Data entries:
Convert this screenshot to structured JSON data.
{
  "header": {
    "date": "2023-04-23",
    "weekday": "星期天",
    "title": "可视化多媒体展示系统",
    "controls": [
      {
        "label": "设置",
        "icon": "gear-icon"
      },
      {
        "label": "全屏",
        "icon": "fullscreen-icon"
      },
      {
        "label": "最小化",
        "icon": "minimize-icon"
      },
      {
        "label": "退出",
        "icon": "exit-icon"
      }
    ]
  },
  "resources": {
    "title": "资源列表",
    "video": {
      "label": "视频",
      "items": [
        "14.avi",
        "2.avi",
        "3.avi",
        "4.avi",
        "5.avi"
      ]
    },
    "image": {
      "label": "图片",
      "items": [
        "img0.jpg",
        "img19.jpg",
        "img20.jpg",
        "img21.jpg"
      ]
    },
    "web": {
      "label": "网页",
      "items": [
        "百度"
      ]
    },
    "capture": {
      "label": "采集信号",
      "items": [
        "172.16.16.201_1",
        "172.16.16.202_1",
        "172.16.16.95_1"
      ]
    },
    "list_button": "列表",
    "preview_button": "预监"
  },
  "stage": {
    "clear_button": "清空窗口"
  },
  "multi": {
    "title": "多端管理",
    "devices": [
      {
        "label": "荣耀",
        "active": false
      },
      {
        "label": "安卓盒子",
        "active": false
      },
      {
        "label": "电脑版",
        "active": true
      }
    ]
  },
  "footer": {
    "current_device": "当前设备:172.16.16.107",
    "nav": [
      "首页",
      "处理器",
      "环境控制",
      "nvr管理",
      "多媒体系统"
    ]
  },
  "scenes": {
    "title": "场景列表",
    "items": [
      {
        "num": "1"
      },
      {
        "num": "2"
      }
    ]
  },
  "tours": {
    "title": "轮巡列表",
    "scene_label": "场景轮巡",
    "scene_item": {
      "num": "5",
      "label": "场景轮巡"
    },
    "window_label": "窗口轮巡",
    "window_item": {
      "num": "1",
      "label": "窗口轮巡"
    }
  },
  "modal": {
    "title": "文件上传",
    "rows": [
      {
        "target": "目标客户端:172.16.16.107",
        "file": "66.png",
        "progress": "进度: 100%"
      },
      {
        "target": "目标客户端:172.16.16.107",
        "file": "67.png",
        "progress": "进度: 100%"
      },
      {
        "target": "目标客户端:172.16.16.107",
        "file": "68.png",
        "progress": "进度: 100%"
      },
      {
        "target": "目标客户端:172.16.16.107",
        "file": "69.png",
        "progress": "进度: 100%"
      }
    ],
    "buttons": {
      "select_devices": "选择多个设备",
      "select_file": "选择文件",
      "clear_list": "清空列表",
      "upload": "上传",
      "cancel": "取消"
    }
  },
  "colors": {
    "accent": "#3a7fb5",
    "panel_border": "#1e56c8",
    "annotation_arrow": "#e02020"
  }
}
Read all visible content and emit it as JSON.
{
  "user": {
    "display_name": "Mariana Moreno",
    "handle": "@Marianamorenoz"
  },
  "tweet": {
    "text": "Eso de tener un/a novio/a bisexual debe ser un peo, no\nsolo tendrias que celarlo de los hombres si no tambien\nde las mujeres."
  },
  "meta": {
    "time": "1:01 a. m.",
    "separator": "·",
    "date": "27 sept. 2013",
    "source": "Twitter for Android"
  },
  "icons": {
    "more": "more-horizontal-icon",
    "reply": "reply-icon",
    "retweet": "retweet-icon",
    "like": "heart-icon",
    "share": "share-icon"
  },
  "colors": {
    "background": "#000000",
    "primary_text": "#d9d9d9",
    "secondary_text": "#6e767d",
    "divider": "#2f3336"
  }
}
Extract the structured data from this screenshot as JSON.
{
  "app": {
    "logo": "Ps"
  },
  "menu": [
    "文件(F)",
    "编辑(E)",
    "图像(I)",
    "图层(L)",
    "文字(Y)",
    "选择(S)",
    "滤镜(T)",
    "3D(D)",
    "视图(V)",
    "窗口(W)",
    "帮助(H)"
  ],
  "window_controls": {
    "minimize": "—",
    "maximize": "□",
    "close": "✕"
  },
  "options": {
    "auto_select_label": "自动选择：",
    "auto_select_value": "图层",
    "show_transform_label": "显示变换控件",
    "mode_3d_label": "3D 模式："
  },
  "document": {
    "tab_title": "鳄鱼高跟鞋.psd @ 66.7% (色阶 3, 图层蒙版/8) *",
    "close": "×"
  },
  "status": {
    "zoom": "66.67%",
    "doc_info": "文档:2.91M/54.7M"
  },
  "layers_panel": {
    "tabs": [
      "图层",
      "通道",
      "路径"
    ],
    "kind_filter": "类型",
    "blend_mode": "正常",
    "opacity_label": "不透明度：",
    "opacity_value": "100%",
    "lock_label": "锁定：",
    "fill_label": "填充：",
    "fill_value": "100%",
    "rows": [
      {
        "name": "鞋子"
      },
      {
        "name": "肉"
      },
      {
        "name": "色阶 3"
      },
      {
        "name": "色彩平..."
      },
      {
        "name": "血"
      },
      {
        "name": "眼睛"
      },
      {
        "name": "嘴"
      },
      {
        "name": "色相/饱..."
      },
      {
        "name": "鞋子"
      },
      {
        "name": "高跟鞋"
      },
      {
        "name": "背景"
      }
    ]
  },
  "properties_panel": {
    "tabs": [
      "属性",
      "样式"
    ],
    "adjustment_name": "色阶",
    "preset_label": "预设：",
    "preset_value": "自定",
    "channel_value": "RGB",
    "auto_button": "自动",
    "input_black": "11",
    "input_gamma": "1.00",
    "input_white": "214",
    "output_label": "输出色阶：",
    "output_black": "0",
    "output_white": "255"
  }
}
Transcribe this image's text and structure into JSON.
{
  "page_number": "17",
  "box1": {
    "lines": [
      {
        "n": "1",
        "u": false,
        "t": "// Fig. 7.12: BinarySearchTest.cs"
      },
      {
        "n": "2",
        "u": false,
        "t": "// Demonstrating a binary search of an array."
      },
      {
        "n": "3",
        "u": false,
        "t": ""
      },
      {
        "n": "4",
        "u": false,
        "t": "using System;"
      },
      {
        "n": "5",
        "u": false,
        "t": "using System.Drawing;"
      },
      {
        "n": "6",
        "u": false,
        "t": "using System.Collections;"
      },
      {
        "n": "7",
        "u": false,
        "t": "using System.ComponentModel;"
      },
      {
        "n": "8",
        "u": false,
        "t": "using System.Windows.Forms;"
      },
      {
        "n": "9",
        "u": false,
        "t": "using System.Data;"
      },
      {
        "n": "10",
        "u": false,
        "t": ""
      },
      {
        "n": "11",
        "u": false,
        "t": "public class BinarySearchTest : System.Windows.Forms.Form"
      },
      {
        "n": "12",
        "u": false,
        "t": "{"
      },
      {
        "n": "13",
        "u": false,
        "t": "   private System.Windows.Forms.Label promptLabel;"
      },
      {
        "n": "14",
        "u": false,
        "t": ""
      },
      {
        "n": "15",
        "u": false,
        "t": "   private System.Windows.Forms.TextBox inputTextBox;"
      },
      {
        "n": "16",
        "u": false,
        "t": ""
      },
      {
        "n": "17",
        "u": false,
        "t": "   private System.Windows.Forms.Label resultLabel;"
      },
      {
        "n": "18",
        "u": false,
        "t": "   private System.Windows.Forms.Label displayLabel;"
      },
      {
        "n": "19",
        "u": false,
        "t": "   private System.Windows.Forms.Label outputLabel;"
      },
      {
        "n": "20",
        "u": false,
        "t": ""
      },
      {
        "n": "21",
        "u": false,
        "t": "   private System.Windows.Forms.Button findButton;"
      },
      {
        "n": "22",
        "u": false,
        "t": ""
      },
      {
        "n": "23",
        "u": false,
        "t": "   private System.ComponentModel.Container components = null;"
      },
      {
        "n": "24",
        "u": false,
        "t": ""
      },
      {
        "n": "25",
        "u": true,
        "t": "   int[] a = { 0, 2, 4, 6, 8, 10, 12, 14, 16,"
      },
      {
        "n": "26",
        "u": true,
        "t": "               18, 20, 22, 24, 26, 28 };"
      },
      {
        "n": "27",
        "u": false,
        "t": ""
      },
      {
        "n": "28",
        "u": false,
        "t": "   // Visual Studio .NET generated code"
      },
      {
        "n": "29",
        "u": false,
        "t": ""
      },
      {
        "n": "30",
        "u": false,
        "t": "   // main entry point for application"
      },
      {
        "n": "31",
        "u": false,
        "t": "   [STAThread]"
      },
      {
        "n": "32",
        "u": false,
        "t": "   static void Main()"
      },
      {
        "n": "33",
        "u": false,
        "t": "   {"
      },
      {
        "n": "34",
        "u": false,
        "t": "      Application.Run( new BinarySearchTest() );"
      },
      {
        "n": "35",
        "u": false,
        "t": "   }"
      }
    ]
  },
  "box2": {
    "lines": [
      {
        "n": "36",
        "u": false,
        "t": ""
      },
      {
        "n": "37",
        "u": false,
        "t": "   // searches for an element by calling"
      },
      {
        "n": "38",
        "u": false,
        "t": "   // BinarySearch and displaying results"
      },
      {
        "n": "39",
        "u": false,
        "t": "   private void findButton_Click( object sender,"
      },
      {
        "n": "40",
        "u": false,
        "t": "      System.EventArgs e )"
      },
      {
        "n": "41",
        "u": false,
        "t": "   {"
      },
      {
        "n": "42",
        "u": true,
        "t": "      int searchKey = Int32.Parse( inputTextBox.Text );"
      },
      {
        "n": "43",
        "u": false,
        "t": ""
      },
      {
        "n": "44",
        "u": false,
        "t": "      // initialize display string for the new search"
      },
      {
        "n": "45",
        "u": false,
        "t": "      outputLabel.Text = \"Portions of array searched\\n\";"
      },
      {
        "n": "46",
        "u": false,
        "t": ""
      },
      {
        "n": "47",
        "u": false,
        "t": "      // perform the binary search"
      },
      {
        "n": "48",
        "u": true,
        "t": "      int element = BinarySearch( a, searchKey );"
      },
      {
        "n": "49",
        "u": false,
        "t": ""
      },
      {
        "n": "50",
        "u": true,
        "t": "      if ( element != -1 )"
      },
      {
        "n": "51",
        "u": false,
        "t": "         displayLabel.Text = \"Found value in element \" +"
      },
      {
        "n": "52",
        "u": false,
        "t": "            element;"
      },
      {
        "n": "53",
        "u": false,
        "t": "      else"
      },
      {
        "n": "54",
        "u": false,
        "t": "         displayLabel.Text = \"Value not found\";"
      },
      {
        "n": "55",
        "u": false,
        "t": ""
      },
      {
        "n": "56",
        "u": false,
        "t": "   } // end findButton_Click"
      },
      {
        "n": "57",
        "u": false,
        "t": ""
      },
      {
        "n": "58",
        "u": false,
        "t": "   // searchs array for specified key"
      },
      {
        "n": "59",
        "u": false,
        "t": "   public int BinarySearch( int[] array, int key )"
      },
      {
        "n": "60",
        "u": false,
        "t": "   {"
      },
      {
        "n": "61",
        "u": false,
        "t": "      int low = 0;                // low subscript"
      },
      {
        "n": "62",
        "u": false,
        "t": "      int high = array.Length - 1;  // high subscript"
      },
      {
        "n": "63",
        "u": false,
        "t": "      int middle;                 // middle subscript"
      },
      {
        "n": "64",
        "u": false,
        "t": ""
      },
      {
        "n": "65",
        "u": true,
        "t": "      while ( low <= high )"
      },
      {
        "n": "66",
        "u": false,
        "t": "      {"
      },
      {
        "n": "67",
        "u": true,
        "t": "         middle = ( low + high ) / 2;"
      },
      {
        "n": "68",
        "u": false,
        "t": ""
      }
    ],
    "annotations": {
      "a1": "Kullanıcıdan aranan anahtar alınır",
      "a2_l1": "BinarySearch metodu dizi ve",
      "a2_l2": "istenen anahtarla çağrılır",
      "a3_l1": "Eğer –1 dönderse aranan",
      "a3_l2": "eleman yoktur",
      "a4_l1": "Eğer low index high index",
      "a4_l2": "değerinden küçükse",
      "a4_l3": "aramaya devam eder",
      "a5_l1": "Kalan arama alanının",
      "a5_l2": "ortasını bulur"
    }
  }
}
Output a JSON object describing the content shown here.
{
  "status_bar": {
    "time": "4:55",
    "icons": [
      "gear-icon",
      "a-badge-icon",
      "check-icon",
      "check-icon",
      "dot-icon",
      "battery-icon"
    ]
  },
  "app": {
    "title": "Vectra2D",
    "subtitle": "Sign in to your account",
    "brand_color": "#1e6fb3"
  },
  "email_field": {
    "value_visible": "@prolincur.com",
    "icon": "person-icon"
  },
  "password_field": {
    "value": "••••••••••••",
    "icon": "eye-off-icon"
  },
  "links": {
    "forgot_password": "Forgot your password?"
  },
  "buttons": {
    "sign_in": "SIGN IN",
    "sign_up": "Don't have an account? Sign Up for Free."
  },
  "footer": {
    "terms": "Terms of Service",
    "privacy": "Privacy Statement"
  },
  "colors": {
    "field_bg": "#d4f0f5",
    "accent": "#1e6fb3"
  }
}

→ Challenge: Return every line holding the word "displayLabel" from the records.

→ Task output:
        "t": "   private System.Windows.Forms.Label displayLabel;"
        "t": "         displayLabel.Text = \"Found value in element \" +"
        "t": "         displayLabel.Text = \"Value not found\";"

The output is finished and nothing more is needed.